PROVIDED INFORMATION
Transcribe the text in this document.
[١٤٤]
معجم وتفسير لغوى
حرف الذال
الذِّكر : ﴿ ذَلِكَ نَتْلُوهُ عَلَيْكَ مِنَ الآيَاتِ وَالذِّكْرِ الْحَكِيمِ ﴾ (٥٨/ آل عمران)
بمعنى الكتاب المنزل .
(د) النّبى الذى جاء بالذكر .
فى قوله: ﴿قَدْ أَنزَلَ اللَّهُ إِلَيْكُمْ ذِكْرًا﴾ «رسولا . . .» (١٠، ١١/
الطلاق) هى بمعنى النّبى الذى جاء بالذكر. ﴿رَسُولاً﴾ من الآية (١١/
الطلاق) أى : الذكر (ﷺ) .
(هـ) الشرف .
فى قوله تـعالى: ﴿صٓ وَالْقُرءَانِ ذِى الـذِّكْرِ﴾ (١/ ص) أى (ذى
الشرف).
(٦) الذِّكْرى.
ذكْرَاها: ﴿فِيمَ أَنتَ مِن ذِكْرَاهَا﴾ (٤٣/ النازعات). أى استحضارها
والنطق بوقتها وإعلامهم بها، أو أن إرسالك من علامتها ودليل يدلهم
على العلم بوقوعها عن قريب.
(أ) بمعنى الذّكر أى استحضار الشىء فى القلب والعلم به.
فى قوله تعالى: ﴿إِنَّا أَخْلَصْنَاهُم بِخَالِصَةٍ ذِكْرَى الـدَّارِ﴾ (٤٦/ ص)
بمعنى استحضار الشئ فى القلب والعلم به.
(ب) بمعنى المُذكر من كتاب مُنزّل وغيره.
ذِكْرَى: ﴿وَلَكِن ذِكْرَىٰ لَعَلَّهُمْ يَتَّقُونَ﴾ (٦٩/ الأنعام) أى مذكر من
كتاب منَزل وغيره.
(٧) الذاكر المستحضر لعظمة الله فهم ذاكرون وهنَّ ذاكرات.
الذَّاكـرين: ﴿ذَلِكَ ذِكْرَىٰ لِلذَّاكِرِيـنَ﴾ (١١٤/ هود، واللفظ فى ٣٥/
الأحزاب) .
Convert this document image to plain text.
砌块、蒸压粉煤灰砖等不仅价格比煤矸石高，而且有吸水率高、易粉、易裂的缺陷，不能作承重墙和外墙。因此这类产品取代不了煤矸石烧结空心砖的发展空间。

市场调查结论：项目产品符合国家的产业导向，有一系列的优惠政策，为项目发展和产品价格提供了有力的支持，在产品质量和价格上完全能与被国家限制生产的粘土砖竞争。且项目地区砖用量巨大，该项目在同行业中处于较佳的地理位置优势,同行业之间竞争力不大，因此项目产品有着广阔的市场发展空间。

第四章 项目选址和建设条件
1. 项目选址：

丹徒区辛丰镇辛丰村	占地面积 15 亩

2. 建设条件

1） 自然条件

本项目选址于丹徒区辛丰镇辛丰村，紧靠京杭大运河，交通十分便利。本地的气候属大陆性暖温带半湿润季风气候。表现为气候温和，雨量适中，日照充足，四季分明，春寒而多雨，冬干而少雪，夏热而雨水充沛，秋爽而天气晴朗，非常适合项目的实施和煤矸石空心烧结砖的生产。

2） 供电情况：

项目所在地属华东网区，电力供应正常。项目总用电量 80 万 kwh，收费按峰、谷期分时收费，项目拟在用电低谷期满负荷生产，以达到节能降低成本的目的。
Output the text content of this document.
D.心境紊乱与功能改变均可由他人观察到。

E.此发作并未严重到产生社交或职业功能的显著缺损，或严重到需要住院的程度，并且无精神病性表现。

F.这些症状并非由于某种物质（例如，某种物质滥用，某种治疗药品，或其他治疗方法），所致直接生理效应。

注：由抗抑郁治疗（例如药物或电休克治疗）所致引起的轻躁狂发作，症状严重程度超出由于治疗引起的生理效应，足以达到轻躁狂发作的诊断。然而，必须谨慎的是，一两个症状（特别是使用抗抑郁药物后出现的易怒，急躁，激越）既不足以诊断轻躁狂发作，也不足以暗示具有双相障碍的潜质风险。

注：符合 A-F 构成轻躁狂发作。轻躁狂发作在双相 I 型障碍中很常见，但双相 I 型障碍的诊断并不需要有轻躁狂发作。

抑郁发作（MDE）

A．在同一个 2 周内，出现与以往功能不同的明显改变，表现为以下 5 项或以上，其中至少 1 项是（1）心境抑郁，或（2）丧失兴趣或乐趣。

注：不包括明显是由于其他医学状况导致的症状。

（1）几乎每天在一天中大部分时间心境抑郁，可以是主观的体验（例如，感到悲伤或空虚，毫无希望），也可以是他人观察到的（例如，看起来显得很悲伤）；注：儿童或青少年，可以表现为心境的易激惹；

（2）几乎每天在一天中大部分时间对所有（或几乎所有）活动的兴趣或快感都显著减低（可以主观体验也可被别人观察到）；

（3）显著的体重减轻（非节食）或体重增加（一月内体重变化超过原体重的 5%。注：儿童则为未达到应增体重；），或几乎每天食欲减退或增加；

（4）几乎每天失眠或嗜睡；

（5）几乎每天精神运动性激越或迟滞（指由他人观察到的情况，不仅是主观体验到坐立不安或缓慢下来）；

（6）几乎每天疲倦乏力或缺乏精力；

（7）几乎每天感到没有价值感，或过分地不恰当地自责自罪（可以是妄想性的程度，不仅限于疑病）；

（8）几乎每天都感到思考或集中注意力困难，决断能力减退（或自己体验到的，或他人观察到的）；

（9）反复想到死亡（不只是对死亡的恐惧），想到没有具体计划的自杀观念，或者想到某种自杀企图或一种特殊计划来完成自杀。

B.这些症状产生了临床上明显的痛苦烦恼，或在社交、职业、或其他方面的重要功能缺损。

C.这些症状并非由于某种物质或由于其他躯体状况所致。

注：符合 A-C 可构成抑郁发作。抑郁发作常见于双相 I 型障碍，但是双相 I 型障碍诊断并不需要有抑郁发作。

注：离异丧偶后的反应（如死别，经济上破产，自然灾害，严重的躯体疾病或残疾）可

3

CHALLENGE
Print out all the entries precisely as written.

ANSWER BELOW
Transcribe the text in this document.
[١٤٤]
معجم وتفسير لغوى
حرف الذال
الذِّكر : ﴿ ذَلِكَ نَتْلُوهُ عَلَيْكَ مِنَ الآيَاتِ وَالذِّكْرِ الْحَكِيمِ ﴾ (٥٨/ آل عمران)
بمعنى الكتاب المنزل .
(د) النّبى الذى جاء بالذكر .
فى قوله: ﴿قَدْ أَنزَلَ اللَّهُ إِلَيْكُمْ ذِكْرًا﴾ «رسولا . . .» (١٠، ١١/
الطلاق) هى بمعنى النّبى الذى جاء بالذكر. ﴿رَسُولاً﴾ من الآية (١١/
الطلاق) أى : الذكر (ﷺ) .
(هـ) الشرف .
فى قوله تـعالى: ﴿صٓ وَالْقُرءَانِ ذِى الـذِّكْرِ﴾ (١/ ص) أى (ذى
الشرف).
(٦) الذِّكْرى.
ذكْرَاها: ﴿فِيمَ أَنتَ مِن ذِكْرَاهَا﴾ (٤٣/ النازعات). أى استحضارها
والنطق بوقتها وإعلامهم بها، أو أن إرسالك من علامتها ودليل يدلهم
على العلم بوقوعها عن قريب.
(أ) بمعنى الذّكر أى استحضار الشىء فى القلب والعلم به.
فى قوله تعالى: ﴿إِنَّا أَخْلَصْنَاهُم بِخَالِصَةٍ ذِكْرَى الـدَّارِ﴾ (٤٦/ ص)
بمعنى استحضار الشئ فى القلب والعلم به.
(ب) بمعنى المُذكر من كتاب مُنزّل وغيره.
ذِكْرَى: ﴿وَلَكِن ذِكْرَىٰ لَعَلَّهُمْ يَتَّقُونَ﴾ (٦٩/ الأنعام) أى مذكر من
كتاب منَزل وغيره.
(٧) الذاكر المستحضر لعظمة الله فهم ذاكرون وهنَّ ذاكرات.
الذَّاكـرين: ﴿ذَلِكَ ذِكْرَىٰ لِلذَّاكِرِيـنَ﴾ (١١٤/ هود، واللفظ فى ٣٥/
الأحزاب) .
Convert this document image to plain text.
砌块、蒸压粉煤灰砖等不仅价格比煤矸石高，而且有吸水率高、易粉、易裂的缺陷，不能作承重墙和外墙。因此这类产品取代不了煤矸石烧结空心砖的发展空间。

市场调查结论：项目产品符合国家的产业导向，有一系列的优惠政策，为项目发展和产品价格提供了有力的支持，在产品质量和价格上完全能与被国家限制生产的粘土砖竞争。且项目地区砖用量巨大，该项目在同行业中处于较佳的地理位置优势,同行业之间竞争力不大，因此项目产品有着广阔的市场发展空间。

第四章 项目选址和建设条件
1. 项目选址：

丹徒区辛丰镇辛丰村	占地面积 15 亩

2. 建设条件

1） 自然条件

本项目选址于丹徒区辛丰镇辛丰村，紧靠京杭大运河，交通十分便利。本地的气候属大陆性暖温带半湿润季风气候。表现为气候温和，雨量适中，日照充足，四季分明，春寒而多雨，冬干而少雪，夏热而雨水充沛，秋爽而天气晴朗，非常适合项目的实施和煤矸石空心烧结砖的生产。

2） 供电情况：

项目所在地属华东网区，电力供应正常。项目总用电量 80 万 kwh，收费按峰、谷期分时收费，项目拟在用电低谷期满负荷生产，以达到节能降低成本的目的。
Output the text content of this document.
D.心境紊乱与功能改变均可由他人观察到。

E.此发作并未严重到产生社交或职业功能的显著缺损，或严重到需要住院的程度，并且无精神病性表现。

F.这些症状并非由于某种物质（例如，某种物质滥用，某种治疗药品，或其他治疗方法），所致直接生理效应。

注：由抗抑郁治疗（例如药物或电休克治疗）所致引起的轻躁狂发作，症状严重程度超出由于治疗引起的生理效应，足以达到轻躁狂发作的诊断。然而，必须谨慎的是，一两个症状（特别是使用抗抑郁药物后出现的易怒，急躁，激越）既不足以诊断轻躁狂发作，也不足以暗示具有双相障碍的潜质风险。

注：符合 A-F 构成轻躁狂发作。轻躁狂发作在双相 I 型障碍中很常见，但双相 I 型障碍的诊断并不需要有轻躁狂发作。

抑郁发作（MDE）

A．在同一个 2 周内，出现与以往功能不同的明显改变，表现为以下 5 项或以上，其中至少 1 项是（1）心境抑郁，或（2）丧失兴趣或乐趣。

注：不包括明显是由于其他医学状况导致的症状。

（1）几乎每天在一天中大部分时间心境抑郁，可以是主观的体验（例如，感到悲伤或空虚，毫无希望），也可以是他人观察到的（例如，看起来显得很悲伤）；注：儿童或青少年，可以表现为心境的易激惹；

（2）几乎每天在一天中大部分时间对所有（或几乎所有）活动的兴趣或快感都显著减低（可以主观体验也可被别人观察到）；

（3）显著的体重减轻（非节食）或体重增加（一月内体重变化超过原体重的 5%。注：儿童则为未达到应增体重；），或几乎每天食欲减退或增加；

（4）几乎每天失眠或嗜睡；

（5）几乎每天精神运动性激越或迟滞（指由他人观察到的情况，不仅是主观体验到坐立不安或缓慢下来）；

（6）几乎每天疲倦乏力或缺乏精力；

（7）几乎每天感到没有价值感，或过分地不恰当地自责自罪（可以是妄想性的程度，不仅限于疑病）；

（8）几乎每天都感到思考或集中注意力困难，决断能力减退（或自己体验到的，或他人观察到的）；

（9）反复想到死亡（不只是对死亡的恐惧），想到没有具体计划的自杀观念，或者想到某种自杀企图或一种特殊计划来完成自杀。

B.这些症状产生了临床上明显的痛苦烦恼，或在社交、职业、或其他方面的重要功能缺损。

C.这些症状并非由于某种物质或由于其他躯体状况所致。

注：符合 A-C 可构成抑郁发作。抑郁发作常见于双相 I 型障碍，但是双相 I 型障碍诊断并不需要有抑郁发作。

注：离异丧偶后的反应（如死别，经济上破产，自然灾害，严重的躯体疾病或残疾）可

3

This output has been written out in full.